**What the task requires:** Tally up the lines where the string "World" appears; reply with the number only.

**Extracted records:**
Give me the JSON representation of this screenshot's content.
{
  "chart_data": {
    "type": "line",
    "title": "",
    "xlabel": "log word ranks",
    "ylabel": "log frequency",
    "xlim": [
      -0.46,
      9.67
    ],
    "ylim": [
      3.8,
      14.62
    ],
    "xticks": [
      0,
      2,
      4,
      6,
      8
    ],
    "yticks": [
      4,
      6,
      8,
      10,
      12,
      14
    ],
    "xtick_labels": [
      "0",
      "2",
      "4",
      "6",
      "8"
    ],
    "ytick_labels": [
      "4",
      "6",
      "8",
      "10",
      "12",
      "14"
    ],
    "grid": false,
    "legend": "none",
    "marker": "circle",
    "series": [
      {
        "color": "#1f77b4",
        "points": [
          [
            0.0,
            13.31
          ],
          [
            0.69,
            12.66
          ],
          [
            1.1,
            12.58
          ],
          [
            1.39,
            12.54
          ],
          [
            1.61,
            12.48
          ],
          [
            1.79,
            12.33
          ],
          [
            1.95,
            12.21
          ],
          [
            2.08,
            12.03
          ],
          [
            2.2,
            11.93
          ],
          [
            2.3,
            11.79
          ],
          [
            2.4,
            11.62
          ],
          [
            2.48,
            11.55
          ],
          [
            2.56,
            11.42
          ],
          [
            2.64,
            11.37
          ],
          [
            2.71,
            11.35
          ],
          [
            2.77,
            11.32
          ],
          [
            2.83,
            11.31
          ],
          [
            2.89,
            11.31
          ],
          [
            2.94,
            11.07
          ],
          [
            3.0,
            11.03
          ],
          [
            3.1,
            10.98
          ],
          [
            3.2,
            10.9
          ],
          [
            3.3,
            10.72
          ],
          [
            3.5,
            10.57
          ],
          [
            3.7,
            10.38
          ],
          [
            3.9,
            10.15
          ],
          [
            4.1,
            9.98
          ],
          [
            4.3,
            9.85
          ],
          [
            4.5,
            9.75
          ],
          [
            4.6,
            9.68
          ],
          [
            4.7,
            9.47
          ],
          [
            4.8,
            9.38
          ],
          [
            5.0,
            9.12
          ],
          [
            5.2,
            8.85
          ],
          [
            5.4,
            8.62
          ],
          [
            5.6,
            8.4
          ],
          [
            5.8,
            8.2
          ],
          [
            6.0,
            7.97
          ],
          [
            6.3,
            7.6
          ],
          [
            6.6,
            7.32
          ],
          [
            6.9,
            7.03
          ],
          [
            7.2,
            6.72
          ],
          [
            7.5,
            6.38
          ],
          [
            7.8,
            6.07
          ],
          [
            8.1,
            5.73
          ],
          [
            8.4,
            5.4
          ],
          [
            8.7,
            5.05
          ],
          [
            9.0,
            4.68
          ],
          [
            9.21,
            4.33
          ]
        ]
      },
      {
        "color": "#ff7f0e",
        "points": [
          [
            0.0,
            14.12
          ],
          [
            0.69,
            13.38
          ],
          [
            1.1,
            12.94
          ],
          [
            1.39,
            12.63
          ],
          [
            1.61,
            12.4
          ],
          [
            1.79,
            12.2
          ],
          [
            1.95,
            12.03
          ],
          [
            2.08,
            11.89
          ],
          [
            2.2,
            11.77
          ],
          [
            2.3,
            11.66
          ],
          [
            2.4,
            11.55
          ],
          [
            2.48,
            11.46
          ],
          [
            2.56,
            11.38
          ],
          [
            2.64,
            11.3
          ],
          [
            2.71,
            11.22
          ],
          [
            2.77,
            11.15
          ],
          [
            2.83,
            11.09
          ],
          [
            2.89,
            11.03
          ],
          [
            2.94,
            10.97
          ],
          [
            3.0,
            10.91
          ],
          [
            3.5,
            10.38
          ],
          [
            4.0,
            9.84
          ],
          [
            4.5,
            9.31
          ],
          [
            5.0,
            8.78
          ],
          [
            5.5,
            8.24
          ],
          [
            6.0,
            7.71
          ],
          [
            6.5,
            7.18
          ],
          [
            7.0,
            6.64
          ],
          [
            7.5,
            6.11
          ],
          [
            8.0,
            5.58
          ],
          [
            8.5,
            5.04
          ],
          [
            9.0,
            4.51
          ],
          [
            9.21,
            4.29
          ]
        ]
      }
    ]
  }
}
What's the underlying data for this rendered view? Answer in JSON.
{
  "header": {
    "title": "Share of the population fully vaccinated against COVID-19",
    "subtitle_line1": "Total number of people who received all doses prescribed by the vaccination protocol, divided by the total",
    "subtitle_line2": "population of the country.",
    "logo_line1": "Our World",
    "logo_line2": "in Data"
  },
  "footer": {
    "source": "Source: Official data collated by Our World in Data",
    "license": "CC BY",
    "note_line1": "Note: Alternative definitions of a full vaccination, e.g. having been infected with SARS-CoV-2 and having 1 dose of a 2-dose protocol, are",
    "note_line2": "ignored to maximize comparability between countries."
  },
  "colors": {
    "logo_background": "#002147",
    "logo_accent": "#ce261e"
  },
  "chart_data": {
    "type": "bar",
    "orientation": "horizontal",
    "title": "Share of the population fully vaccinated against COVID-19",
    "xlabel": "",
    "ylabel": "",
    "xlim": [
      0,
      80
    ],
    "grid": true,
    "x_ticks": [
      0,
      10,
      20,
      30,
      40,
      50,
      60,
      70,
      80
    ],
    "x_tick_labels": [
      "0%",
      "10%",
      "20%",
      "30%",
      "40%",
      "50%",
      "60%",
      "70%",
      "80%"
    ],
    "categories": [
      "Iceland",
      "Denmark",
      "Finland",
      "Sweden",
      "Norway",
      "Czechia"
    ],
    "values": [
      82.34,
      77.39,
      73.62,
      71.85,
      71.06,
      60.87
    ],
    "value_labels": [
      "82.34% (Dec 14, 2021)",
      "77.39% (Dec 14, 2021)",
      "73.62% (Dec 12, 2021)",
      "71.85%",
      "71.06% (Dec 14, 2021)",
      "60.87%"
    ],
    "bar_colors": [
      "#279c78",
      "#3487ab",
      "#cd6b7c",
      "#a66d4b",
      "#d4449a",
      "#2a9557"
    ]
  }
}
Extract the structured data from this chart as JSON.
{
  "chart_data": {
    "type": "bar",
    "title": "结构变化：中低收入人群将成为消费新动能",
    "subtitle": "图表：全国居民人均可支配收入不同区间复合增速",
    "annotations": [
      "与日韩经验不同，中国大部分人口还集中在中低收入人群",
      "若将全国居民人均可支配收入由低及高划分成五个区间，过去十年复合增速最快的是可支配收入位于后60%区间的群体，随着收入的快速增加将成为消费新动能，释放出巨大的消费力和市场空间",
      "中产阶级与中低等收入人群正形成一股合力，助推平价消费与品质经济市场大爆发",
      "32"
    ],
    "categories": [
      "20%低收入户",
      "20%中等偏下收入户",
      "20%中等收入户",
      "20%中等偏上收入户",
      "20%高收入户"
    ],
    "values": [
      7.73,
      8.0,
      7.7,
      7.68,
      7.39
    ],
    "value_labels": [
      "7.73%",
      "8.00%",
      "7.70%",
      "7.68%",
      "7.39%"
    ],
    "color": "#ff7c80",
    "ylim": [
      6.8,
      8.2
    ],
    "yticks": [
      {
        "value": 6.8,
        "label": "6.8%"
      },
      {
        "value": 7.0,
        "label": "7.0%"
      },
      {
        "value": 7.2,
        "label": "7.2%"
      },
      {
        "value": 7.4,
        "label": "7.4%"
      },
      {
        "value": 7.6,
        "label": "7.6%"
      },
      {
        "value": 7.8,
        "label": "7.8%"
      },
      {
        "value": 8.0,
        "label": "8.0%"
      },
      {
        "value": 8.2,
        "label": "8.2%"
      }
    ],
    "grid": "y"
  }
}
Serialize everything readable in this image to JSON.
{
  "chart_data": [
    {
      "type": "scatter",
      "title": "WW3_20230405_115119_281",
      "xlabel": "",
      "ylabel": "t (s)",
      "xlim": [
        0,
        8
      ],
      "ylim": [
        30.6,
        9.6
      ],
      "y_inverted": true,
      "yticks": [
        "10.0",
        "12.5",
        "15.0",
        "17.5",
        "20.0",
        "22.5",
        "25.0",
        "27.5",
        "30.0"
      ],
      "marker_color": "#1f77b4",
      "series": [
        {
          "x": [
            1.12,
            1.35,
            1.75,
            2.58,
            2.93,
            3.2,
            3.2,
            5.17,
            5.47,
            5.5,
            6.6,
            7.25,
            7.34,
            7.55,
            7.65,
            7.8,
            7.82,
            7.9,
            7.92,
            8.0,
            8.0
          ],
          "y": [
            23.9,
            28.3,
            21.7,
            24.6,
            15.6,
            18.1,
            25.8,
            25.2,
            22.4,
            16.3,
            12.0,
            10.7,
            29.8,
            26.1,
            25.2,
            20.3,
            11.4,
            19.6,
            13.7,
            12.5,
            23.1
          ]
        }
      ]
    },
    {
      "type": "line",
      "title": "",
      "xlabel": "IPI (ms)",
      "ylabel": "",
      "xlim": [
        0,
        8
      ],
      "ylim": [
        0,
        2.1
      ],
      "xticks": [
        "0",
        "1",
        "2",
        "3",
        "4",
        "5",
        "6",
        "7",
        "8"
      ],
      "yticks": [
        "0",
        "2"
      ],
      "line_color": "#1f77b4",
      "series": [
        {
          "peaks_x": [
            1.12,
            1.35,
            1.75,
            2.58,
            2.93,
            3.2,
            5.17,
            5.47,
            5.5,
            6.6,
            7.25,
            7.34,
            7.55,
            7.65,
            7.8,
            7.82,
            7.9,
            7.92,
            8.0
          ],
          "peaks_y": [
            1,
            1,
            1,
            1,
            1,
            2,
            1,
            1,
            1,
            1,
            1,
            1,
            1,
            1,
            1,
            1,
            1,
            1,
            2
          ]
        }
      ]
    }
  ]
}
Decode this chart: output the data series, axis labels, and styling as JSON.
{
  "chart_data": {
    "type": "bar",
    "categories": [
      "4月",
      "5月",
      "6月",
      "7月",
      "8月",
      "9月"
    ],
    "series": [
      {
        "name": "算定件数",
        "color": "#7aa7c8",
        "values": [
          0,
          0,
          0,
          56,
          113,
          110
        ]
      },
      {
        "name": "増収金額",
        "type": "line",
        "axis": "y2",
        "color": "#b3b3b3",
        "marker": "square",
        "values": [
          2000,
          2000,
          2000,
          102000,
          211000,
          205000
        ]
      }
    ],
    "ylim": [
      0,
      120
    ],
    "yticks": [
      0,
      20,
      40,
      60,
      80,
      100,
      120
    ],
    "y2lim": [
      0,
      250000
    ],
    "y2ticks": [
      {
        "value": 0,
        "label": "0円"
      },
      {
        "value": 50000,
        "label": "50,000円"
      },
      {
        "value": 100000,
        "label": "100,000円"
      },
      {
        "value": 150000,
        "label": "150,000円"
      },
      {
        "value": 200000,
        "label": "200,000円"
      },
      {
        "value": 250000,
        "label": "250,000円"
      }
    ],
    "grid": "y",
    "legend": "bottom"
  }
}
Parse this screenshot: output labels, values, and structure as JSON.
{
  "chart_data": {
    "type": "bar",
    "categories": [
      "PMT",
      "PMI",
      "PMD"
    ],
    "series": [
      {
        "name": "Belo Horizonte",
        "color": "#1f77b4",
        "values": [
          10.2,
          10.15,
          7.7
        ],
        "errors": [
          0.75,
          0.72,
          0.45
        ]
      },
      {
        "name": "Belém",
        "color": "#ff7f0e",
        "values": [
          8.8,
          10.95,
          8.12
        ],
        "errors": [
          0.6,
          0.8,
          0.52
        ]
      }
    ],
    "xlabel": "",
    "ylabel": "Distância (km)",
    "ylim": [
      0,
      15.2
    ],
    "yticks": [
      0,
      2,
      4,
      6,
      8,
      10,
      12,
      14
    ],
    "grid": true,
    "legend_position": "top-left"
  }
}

**Finished answer:** 2